_EJERCICIOS_.
(1) Copie sin cambios la parte del texto sobre el Congreso que comienza con las palabras "La transformación del" y termina con "todo, más representativo.".
(2) Repita sin modificaciones las entradas desde la primera línea hasta la línea que contiene "data-point-s3a: 6.60 bbox=[451, 230, 474, 242]", ambas incluidas.

Lo fundamental es convertir en oportunidad el disparate legislativo de este fin de año. Los legisladores pueden haber realizado la mejor de sus tareas en el proceso de aprobación del presupuesto, o pueden haber sido diletantes e incompetentes. Tal vez, quizá más probablemente, lo que emergió del Congreso es lo único que era factible dadas las circunstancias. Sea cual fuere la explicación, el resultado habla por sí mismo. Los legisladores, sin pensarlo, han creado una nueva realidad política: ahora tienen que responder en forma, abocándose con seriedad a modificar la estructura de la institución legislativa a fin de que se cree una entidad verdaderamente representativa, que haga efectiva la democracia que se ha venido construyendo poco a poco. Lo anterior implica hacer válido el derecho ciudadano más elemental, que es, ante todo, el participar en la toma de decisiones públicas a través de una efectiva representación en el legislativo. En la actualidad, ningún legislador se siente obligado a realizar semejante concesión y, en todo caso, muchos lo consideran no más que un desperdicio de su valioso tiempo.
La transformación del Congreso en el sentido de que logre constituirse en una verdadera instancia de representación, algo que necesariamente implicaría eliminar la representación proporcional e introducir la reelección, modificaría al sistema político de raíz. Si bien los legisladores comenzarían a verse presionados por una enorme diversidad de personas y grupos de interés –lo que sin duda complicaría dramáticamente su capacidad para decidir de una manera limpia, afectando a los menos posibles y protegiendo a los menos poderosos de su base electoral-, su voto acabaría siendo más pensado, más sólido, menos disputable y, sobre todo, más representativo.

_ENTRADAS DE DATOS_.
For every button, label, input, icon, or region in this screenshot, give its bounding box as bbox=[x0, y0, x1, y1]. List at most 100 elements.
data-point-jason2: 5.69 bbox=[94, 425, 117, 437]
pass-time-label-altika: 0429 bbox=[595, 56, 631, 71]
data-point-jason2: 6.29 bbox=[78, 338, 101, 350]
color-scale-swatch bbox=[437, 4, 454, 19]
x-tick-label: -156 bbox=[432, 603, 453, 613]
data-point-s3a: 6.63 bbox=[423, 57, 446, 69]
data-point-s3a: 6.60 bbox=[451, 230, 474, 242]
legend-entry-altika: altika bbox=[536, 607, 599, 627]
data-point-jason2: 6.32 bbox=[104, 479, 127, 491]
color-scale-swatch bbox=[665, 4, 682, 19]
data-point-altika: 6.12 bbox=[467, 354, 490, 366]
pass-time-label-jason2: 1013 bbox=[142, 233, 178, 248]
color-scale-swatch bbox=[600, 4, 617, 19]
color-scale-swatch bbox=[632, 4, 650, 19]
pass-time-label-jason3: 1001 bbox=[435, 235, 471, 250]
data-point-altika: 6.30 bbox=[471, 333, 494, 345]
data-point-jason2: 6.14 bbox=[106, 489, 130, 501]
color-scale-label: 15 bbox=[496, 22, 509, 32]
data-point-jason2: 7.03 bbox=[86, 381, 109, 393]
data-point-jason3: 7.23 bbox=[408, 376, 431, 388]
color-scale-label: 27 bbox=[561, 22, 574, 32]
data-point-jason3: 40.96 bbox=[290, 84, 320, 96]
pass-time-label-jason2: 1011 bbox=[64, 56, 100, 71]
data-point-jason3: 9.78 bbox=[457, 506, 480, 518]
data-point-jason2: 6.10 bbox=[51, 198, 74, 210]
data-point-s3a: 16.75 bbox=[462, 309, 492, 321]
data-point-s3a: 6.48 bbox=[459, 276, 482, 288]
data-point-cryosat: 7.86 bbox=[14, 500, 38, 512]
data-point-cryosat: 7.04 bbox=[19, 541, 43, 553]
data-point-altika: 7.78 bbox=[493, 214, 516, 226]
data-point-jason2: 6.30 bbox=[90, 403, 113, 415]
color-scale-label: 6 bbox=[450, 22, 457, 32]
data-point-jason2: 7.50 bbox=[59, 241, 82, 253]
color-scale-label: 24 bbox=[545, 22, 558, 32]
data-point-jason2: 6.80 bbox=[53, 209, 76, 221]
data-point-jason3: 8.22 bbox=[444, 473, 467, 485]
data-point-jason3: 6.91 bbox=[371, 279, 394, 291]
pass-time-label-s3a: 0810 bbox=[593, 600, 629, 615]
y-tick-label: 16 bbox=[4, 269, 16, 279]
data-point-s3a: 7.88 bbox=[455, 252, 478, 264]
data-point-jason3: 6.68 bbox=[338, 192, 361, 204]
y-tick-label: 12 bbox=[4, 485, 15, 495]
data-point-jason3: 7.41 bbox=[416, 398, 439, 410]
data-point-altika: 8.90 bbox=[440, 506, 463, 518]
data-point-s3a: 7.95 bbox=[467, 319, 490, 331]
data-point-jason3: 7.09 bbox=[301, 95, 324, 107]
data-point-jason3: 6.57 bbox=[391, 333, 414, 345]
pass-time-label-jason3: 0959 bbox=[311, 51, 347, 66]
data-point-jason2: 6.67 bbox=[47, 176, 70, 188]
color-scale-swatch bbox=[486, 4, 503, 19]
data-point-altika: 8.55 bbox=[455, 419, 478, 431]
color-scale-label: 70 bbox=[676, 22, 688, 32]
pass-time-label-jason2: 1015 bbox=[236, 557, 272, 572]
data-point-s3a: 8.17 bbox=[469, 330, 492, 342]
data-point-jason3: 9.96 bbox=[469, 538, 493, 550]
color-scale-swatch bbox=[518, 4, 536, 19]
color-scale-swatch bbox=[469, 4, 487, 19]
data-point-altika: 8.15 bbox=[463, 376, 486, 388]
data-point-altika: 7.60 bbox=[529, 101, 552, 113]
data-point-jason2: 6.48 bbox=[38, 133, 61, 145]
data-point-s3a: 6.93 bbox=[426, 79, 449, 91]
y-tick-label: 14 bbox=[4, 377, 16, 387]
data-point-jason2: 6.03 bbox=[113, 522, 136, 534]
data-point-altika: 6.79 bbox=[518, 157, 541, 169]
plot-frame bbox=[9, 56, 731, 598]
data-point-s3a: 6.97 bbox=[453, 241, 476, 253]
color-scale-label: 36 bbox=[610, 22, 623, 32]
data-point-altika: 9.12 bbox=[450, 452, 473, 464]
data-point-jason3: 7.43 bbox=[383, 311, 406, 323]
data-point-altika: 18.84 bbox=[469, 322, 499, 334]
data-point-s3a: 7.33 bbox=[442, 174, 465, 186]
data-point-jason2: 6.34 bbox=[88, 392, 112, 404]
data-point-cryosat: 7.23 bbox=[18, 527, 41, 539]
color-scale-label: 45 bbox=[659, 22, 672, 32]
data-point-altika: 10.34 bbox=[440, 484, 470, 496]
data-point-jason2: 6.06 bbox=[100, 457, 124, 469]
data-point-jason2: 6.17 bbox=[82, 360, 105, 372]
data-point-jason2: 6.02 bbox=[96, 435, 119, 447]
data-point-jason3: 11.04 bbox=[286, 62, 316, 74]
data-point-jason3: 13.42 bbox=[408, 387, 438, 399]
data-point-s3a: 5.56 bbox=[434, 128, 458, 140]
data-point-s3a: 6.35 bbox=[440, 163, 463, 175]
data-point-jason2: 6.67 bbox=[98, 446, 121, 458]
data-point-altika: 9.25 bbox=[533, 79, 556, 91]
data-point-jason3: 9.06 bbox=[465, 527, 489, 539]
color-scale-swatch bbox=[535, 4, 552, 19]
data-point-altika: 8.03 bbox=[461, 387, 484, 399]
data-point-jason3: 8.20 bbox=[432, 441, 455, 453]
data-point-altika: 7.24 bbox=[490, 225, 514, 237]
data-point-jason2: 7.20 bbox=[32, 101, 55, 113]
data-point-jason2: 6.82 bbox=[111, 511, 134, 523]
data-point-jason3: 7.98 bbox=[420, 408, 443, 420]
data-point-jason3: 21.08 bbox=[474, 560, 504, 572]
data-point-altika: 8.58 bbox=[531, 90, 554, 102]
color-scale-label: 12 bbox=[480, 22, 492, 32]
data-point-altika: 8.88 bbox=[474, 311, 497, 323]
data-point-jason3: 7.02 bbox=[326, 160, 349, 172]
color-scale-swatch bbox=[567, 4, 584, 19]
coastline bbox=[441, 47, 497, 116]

_RESPUESTAS_.
(1)
La transformación del Congreso en el sentido de que logre constituirse en una verdadera instancia de representación, algo que necesariamente implicaría eliminar la representación proporcional e introducir la reelección, modificaría al sistema político de raíz. Si bien los legisladores comenzarían a verse presionados por una enorme diversidad de personas y grupos de interés –lo que sin duda complicaría dramáticamente su capacidad para decidir de una manera limpia, afectando a los menos posibles y protegiendo a los menos poderosos de su base electoral-, su voto acabaría siendo más pensado, más sólido, menos disputable y, sobre todo, más representativo.

(2)
For every button, label, input, icon, or region in this screenshot, give its bounding box as bbox=[x0, y0, x1, y1]. List at most 100 elements.
data-point-jason2: 5.69 bbox=[94, 425, 117, 437]
pass-time-label-altika: 0429 bbox=[595, 56, 631, 71]
data-point-jason2: 6.29 bbox=[78, 338, 101, 350]
color-scale-swatch bbox=[437, 4, 454, 19]
x-tick-label: -156 bbox=[432, 603, 453, 613]
data-point-s3a: 6.63 bbox=[423, 57, 446, 69]
data-point-s3a: 6.60 bbox=[451, 230, 474, 242]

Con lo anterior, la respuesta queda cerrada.